» Task description:
Render the entries from the first line through the line containing "458, 834, 545]" as a Markdown table with the columns Row and Content, omitting any blank lines.

Entries from a dataset

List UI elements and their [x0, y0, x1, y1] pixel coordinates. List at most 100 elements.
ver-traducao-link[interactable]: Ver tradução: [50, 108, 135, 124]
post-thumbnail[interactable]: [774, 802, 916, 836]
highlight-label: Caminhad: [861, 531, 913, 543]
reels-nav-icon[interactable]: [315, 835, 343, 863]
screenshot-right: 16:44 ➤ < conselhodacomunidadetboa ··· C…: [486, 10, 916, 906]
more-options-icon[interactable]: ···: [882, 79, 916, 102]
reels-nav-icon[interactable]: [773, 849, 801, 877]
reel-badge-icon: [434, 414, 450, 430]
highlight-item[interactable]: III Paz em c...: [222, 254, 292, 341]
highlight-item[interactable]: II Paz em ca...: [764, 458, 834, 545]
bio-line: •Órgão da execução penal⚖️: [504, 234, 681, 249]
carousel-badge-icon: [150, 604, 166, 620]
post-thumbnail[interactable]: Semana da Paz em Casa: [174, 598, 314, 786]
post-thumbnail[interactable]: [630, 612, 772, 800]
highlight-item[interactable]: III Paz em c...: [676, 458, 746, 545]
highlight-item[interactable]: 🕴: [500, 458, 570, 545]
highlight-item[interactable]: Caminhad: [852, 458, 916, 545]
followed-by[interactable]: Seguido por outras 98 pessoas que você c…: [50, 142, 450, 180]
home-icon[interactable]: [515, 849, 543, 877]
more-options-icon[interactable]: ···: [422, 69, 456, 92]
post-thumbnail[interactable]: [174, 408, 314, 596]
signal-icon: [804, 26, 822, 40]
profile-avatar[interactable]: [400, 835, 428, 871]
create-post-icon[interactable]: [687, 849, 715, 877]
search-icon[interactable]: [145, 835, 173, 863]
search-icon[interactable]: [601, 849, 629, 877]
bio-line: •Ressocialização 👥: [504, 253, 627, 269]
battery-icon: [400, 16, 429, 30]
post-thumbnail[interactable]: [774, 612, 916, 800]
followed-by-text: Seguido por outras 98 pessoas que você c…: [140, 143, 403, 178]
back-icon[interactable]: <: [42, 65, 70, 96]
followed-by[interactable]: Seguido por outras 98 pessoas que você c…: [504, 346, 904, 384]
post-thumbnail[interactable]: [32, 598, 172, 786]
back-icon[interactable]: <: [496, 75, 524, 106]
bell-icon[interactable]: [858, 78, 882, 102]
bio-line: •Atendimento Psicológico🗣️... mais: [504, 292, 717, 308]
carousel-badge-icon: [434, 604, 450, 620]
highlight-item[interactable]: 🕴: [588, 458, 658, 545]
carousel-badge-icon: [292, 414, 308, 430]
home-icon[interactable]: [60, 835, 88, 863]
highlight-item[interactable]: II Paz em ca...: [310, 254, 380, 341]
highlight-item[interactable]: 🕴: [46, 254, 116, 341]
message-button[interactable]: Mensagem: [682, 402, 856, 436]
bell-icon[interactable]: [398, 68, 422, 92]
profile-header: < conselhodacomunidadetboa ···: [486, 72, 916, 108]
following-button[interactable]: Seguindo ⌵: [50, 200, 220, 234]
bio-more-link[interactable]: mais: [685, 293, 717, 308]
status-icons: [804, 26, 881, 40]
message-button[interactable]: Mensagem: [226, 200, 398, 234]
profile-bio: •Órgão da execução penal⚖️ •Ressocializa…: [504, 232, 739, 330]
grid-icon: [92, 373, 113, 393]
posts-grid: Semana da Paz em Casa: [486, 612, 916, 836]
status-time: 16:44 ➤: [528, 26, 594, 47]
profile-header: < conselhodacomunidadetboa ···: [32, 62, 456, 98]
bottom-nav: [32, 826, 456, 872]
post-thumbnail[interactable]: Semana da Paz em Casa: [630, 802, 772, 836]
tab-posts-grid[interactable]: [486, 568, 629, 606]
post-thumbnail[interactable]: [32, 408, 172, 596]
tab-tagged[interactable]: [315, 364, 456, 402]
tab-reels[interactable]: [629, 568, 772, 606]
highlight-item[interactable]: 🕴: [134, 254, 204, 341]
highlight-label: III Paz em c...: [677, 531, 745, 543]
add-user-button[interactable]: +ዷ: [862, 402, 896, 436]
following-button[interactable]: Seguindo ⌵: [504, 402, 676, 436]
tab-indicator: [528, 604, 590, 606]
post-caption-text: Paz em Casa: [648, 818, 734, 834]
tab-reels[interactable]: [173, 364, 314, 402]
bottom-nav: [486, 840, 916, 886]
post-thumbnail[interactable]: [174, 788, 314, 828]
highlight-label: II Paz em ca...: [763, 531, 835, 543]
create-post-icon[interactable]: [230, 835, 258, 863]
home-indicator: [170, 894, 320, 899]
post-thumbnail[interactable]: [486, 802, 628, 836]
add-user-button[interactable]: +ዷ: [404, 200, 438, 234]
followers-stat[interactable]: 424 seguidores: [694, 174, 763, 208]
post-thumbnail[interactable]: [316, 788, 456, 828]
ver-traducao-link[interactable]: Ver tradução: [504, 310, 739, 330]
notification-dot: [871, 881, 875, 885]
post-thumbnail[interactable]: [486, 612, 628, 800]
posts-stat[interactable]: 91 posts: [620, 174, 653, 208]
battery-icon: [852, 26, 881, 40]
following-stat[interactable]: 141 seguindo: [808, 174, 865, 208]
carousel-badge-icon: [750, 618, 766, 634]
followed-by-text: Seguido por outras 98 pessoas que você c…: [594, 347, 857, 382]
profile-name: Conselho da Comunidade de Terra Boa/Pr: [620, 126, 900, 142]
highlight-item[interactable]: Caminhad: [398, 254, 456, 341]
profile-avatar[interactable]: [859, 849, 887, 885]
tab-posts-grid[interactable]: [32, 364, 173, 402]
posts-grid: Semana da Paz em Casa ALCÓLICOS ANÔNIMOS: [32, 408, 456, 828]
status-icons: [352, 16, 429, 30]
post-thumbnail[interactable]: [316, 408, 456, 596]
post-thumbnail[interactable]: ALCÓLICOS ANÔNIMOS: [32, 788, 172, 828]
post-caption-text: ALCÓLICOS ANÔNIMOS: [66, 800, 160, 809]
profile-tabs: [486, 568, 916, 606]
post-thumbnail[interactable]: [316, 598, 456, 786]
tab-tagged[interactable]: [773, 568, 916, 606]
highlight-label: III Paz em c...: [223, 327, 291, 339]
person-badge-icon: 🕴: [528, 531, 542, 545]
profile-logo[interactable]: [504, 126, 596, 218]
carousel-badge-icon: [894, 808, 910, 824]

» Result:
| Row | Content |
|---|---|
| 1 | List UI elements and their [x0, y0, x1, y1] pixel coordinates. List at most 100 elements. |
| 2 | ver-traducao-link[interactable]: Ver tradução: [50, 108, 135, 124] |
| 3 | post-thumbnail[interactable]: [774, 802, 916, 836] |
| 4 | highlight-label: Caminhad: [861, 531, 913, 543] |
| 5 | reels-nav-icon[interactable]: [315, 835, 343, 863] |
| 6 | screenshot-right: 16:44 ➤ < conselhodacomunidadetboa ··· C…: [486, 10, 916, 906] |
| 7 | more-options-icon[interactable]: ···: [882, 79, 916, 102] |
| 8 | reels-nav-icon[interactable]: [773, 849, 801, 877] |
| 9 | reel-badge-icon: [434, 414, 450, 430] |
| 10 | highlight-item[interactable]: III Paz em c...: [222, 254, 292, 341] |
| 11 | highlight-item[interactable]: II Paz em ca...: [764, 458, 834, 545] |